### Tareas propuestas
- A) Según la cita entre comillas del texto proporcionado, ¿con qué necesita identificarse el hombre? Enumere cada elemento.
- B) Prosiga el texto proporcionado, sobre cultura, ciencia y tecnología, a partir de su última oración.

### Texto proporcionado
=-=-=
2 diciembre, 2022

Cultura, ciencia y tecnología: para todos

Por: Edison Charris Fontalvo

“La búsqueda del conocimiento y la expresión artística son libres, los planes de desarrollo económicos y sociales incluirán el fomento a las ciencias en general y a la cultura. La necesidad del hombre de identificarse con los usos y costumbres del grupo dentro del que nace, crece y muere, con su forma de vida y su manera de interpretar la existencia común, por simple o rudimentaria que sea, o que parezca serlo, es lo que podemos denominar cultura”.

Deberá entenderse que la cultura se desenvuelve como un proceso democrático, un proceso masivo por ser una realidad que está ligada a la vida misma.
=-=-=
### Datos para análisis
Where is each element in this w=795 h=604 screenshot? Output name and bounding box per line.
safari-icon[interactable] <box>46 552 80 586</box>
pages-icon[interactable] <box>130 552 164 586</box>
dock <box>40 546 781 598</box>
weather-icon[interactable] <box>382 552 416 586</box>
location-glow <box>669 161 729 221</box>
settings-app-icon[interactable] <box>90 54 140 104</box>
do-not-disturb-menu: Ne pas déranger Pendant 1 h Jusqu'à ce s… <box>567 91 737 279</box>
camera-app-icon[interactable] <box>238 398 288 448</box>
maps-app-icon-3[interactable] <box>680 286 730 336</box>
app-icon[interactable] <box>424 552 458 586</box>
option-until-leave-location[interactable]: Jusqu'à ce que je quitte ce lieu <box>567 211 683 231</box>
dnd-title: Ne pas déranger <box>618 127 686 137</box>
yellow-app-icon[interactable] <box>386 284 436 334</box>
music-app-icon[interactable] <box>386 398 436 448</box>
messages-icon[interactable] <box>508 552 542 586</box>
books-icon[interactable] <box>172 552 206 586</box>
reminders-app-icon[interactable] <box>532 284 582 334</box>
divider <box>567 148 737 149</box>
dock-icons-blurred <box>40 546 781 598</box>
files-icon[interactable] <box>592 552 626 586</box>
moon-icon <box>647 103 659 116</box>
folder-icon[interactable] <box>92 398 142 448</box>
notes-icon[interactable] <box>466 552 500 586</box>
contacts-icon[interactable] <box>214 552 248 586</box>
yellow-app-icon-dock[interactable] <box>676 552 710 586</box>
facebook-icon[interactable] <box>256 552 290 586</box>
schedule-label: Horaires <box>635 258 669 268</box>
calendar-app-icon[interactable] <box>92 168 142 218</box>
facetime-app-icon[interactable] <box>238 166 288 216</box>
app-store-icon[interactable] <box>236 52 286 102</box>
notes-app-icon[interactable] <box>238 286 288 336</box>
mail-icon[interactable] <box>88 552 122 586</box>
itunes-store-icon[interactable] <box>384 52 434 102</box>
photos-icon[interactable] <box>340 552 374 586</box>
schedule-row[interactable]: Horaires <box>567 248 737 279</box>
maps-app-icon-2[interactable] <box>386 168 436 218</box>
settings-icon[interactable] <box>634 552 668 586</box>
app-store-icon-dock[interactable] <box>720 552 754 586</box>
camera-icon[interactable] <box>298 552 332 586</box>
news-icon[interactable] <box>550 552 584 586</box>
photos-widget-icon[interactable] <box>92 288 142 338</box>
=-=-=
### Respuestas esperadas
- A)
- Los usos y costumbres del grupo dentro del que nace, crece y muere
- Su forma de vida
- Su manera de interpretar la existencia común

- B)
El derecho a la cultura por lo tanto, es el derecho de los grupos humanos a tener memoria, a recordar su historia, sus tradiciones y también a lograr bajo el signo de la propia identidad, el alcance y desarrollo tanto del modo de vida de la colectividad cultural como individual de cada uno de sus componentes.

Más allá de todo esto, la cultura significa la comprensión del hombre y de su entorno físico, social y político. De este concepto se desprende la importancia de su papel predicador de las buenas relaciones humanas, del desarrollo de un espíritu comunitario y del reconocimiento de los demás. Sin embargo, queremos orientar esta reflexión en estas líneas hacia otro aspecto del problema.

La actividad científico técnica crea un amplio campo de relaciones que pueden ser opresoras o liberadoras, por ejemplo cuando los países ricos ofrecen un préstamo a los países pobres, lo hacen para determinado tipo de inversiones que responden a unos intereses precisos de mercado.

Cuando ofrecen becas a los estudiantes de nuestros países, lo hacen buscando la expansión cultural y tecnológica de los propios países.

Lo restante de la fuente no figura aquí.